* **Aim**
Each line in the entries below that holds the string "Думаю" is to be listed.

--- start Provided data ---

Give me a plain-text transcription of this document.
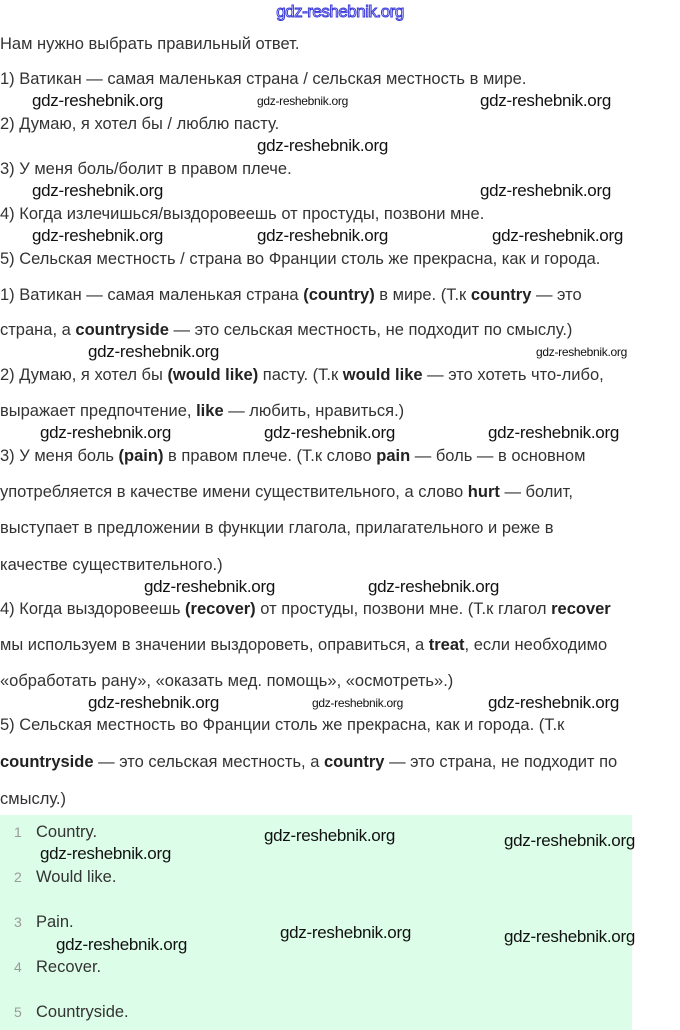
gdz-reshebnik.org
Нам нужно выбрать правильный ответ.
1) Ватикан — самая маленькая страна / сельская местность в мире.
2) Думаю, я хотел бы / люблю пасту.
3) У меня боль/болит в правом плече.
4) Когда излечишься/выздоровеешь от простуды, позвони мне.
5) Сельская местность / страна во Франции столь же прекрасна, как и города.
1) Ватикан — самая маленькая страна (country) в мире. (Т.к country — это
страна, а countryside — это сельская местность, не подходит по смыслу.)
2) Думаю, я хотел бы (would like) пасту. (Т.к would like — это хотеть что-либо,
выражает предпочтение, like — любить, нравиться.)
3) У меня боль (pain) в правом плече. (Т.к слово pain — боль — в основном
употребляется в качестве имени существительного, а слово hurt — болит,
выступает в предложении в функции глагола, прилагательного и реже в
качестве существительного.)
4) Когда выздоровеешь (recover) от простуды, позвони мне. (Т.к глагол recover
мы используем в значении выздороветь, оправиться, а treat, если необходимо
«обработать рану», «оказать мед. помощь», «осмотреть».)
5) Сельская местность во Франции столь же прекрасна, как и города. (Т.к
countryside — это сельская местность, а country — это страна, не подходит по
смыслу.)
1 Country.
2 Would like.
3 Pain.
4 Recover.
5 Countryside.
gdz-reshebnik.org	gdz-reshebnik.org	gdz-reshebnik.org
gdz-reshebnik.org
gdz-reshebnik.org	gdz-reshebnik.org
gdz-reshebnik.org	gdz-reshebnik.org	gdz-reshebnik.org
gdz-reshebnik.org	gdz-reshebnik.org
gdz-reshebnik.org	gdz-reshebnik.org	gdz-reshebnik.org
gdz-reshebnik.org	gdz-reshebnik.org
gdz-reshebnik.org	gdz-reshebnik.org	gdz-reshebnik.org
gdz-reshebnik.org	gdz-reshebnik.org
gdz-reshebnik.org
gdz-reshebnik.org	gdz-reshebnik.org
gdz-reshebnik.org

--- end Provided data ---

* **Correct result**
2) Думаю, я хотел бы / люблю пасту.
2) Думаю, я хотел бы (would like) пасту. (Т.к would like — это хотеть что-либо,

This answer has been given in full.